**Goal:** Set down the full listing exactly as given. Any pictures are to be left out.

══════════════════════════════

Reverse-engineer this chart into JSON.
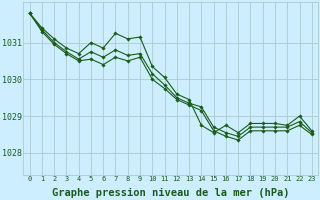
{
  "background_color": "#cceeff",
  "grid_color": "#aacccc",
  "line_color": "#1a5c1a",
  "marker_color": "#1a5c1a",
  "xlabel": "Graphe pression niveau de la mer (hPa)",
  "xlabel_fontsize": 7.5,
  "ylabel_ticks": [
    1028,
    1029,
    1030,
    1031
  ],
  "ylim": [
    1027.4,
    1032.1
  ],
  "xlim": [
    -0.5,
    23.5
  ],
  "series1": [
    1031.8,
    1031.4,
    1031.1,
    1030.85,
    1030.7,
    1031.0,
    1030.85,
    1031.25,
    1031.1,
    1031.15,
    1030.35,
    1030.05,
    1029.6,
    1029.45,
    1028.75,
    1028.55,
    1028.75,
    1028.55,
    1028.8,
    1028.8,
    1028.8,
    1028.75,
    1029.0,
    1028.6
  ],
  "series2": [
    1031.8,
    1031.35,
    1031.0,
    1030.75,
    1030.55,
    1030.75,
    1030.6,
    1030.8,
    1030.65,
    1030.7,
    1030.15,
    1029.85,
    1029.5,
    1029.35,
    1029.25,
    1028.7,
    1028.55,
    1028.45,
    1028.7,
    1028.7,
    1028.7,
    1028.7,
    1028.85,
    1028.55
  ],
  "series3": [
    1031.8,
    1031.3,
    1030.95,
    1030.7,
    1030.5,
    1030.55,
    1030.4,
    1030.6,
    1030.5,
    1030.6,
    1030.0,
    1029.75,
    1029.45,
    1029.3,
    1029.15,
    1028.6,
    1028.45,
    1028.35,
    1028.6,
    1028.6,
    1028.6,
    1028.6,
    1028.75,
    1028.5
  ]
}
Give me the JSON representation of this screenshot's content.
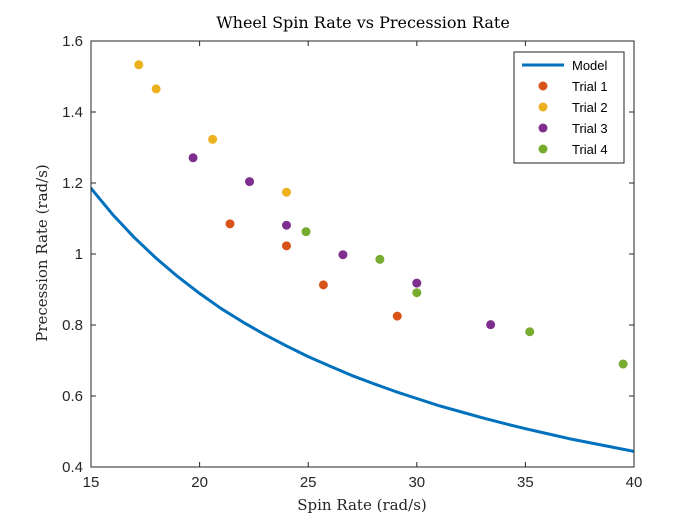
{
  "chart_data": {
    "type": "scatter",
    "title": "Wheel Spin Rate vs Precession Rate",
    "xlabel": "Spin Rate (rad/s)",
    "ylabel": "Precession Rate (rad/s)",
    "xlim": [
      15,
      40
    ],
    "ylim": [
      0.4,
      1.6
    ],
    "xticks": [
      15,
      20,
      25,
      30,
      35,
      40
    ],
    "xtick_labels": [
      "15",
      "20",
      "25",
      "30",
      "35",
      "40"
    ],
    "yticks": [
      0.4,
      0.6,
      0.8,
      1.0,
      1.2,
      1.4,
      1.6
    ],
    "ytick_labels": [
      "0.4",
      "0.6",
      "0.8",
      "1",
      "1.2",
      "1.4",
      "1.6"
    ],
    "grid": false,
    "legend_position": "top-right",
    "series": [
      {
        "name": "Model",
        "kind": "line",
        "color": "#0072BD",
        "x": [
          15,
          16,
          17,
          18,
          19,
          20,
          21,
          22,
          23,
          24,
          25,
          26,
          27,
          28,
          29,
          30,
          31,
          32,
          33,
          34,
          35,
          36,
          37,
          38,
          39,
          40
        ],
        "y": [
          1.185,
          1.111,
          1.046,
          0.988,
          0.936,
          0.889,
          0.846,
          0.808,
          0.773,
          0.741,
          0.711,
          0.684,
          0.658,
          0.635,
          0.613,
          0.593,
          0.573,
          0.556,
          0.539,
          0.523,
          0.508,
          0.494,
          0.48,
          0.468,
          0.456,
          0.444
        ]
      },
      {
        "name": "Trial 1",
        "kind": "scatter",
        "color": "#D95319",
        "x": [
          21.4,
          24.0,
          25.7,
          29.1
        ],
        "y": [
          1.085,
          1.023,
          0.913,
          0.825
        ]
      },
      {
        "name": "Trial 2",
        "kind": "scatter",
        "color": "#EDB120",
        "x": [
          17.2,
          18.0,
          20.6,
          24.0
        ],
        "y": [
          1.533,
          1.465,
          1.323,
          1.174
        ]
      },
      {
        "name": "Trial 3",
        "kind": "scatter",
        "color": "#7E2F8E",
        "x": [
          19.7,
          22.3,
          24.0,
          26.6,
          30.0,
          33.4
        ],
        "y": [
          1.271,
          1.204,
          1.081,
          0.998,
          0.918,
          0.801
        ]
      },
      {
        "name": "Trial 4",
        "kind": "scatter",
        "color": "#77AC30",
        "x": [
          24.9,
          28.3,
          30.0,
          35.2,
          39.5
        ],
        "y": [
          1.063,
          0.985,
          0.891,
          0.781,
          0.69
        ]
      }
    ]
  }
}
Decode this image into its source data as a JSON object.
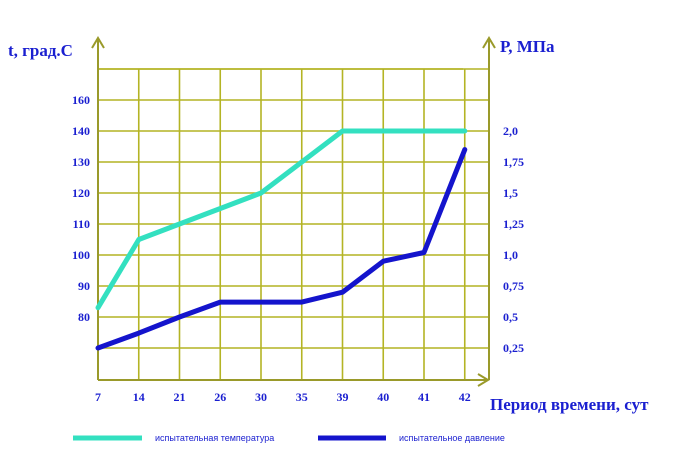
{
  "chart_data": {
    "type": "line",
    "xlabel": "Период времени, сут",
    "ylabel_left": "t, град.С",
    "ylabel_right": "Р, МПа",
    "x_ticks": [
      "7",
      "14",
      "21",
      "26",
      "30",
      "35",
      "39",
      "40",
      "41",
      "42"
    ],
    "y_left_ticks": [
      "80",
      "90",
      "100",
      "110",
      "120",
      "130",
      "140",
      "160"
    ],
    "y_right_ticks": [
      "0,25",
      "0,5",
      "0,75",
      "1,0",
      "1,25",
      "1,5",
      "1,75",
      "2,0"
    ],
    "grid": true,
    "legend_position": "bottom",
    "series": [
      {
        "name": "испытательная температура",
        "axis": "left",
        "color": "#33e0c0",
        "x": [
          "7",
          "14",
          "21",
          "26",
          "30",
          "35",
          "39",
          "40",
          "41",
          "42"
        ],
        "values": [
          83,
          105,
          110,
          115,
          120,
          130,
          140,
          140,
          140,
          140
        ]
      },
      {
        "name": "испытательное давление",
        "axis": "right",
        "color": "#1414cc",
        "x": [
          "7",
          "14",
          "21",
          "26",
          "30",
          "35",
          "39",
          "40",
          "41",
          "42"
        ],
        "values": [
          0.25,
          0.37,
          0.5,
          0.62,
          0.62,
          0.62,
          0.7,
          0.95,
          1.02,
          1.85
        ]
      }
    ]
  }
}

══════════════════════════════

**Finished task:**
Reverse-engineer this chart into JSON.
{
  "background_color": "#cceeff",
  "grid_color": "#aacccc",
  "line_color": "#1a5c1a",
  "marker_color": "#1a5c1a",
  "xlabel": "Graphe pression niveau de la mer (hPa)",
  "xlabel_fontsize": 7.5,
  "ylabel_ticks": [
    1028,
    1029,
    1030,
    1031
  ],
  "ylim": [
    1027.4,
    1032.1
  ],
  "xlim": [
    -0.5,
    23.5
  ],
  "series1": [
    1031.8,
    1031.4,
    1031.1,
    1030.85,
    1030.7,
    1031.0,
    1030.85,
    1031.25,
    1031.1,
    1031.15,
    1030.35,
    1030.05,
    1029.6,
    1029.45,
    1028.75,
    1028.55,
    1028.75,
    1028.55,
    1028.8,
    1028.8,
    1028.8,
    1028.75,
    1029.0,
    1028.6
  ],
  "series2": [
    1031.8,
    1031.35,
    1031.0,
    1030.75,
    1030.55,
    1030.75,
    1030.6,
    1030.8,
    1030.65,
    1030.7,
    1030.15,
    1029.85,
    1029.5,
    1029.35,
    1029.25,
    1028.7,
    1028.55,
    1028.45,
    1028.7,
    1028.7,
    1028.7,
    1028.7,
    1028.85,
    1028.55
  ],
  "series3": [
    1031.8,
    1031.3,
    1030.95,
    1030.7,
    1030.5,
    1030.55,
    1030.4,
    1030.6,
    1030.5,
    1030.6,
    1030.0,
    1029.75,
    1029.45,
    1029.3,
    1029.15,
    1028.6,
    1028.45,
    1028.35,
    1028.6,
    1028.6,
    1028.6,
    1028.6,
    1028.75,
    1028.5
  ]
}
Give me the JSON representation of this screenshot's content.
{
  "chart_data": {
    "type": "scatter",
    "title": "Wheel Spin Rate vs Precession Rate",
    "xlabel": "Spin Rate (rad/s)",
    "ylabel": "Precession Rate (rad/s)",
    "xlim": [
      15,
      40
    ],
    "ylim": [
      0.4,
      1.6
    ],
    "xticks": [
      15,
      20,
      25,
      30,
      35,
      40
    ],
    "xtick_labels": [
      "15",
      "20",
      "25",
      "30",
      "35",
      "40"
    ],
    "yticks": [
      0.4,
      0.6,
      0.8,
      1.0,
      1.2,
      1.4,
      1.6
    ],
    "ytick_labels": [
      "0.4",
      "0.6",
      "0.8",
      "1",
      "1.2",
      "1.4",
      "1.6"
    ],
    "grid": false,
    "legend_position": "top-right",
    "series": [
      {
        "name": "Model",
        "kind": "line",
        "color": "#0072BD",
        "x": [
          15,
          16,
          17,
          18,
          19,
          20,
          21,
          22,
          23,
          24,
          25,
          26,
          27,
          28,
          29,
          30,
          31,
          32,
          33,
          34,
          35,
          36,
          37,
          38,
          39,
          40
        ],
        "y": [
          1.185,
          1.111,
          1.046,
          0.988,
          0.936,
          0.889,
          0.846,
          0.808,
          0.773,
          0.741,
          0.711,
          0.684,
          0.658,
          0.635,
          0.613,
          0.593,
          0.573,
          0.556,
          0.539,
          0.523,
          0.508,
          0.494,
          0.48,
          0.468,
          0.456,
          0.444
        ]
      },
      {
        "name": "Trial 1",
        "kind": "scatter",
        "color": "#D95319",
        "x": [
          21.4,
          24.0,
          25.7,
          29.1
        ],
        "y": [
          1.085,
          1.023,
          0.913,
          0.825
        ]
      },
      {
        "name": "Trial 2",
        "kind": "scatter",
        "color": "#EDB120",
        "x": [
          17.2,
          18.0,
          20.6,
          24.0
        ],
        "y": [
          1.533,
          1.465,
          1.323,
          1.174
        ]
      },
      {
        "name": "Trial 3",
        "kind": "scatter",
        "color": "#7E2F8E",
        "x": [
          19.7,
          22.3,
          24.0,
          26.6,
          30.0,
          33.4
        ],
        "y": [
          1.271,
          1.204,
          1.081,
          0.998,
          0.918,
          0.801
        ]
      },
      {
        "name": "Trial 4",
        "kind": "scatter",
        "color": "#77AC30",
        "x": [
          24.9,
          28.3,
          30.0,
          35.2,
          39.5
        ],
        "y": [
          1.063,
          0.985,
          0.891,
          0.781,
          0.69
        ]
      }
    ]
  }
}
Decode this image into its source data as a JSON object.
{
  "chart_data": {
    "type": "line",
    "xlabel": "Период времени, сут",
    "ylabel_left": "t, град.С",
    "ylabel_right": "Р, МПа",
    "x_ticks": [
      "7",
      "14",
      "21",
      "26",
      "30",
      "35",
      "39",
      "40",
      "41",
      "42"
    ],
    "y_left_ticks": [
      "80",
      "90",
      "100",
      "110",
      "120",
      "130",
      "140",
      "160"
    ],
    "y_right_ticks": [
      "0,25",
      "0,5",
      "0,75",
      "1,0",
      "1,25",
      "1,5",
      "1,75",
      "2,0"
    ],
    "grid": true,
    "legend_position": "bottom",
    "series": [
      {
        "name": "испытательная температура",
        "axis": "left",
        "color": "#33e0c0",
        "x": [
          "7",
          "14",
          "21",
          "26",
          "30",
          "35",
          "39",
          "40",
          "41",
          "42"
        ],
        "values": [
          83,
          105,
          110,
          115,
          120,
          130,
          140,
          140,
          140,
          140
        ]
      },
      {
        "name": "испытательное давление",
        "axis": "right",
        "color": "#1414cc",
        "x": [
          "7",
          "14",
          "21",
          "26",
          "30",
          "35",
          "39",
          "40",
          "41",
          "42"
        ],
        "values": [
          0.25,
          0.37,
          0.5,
          0.62,
          0.62,
          0.62,
          0.7,
          0.95,
          1.02,
          1.85
        ]
      }
    ]
  }
}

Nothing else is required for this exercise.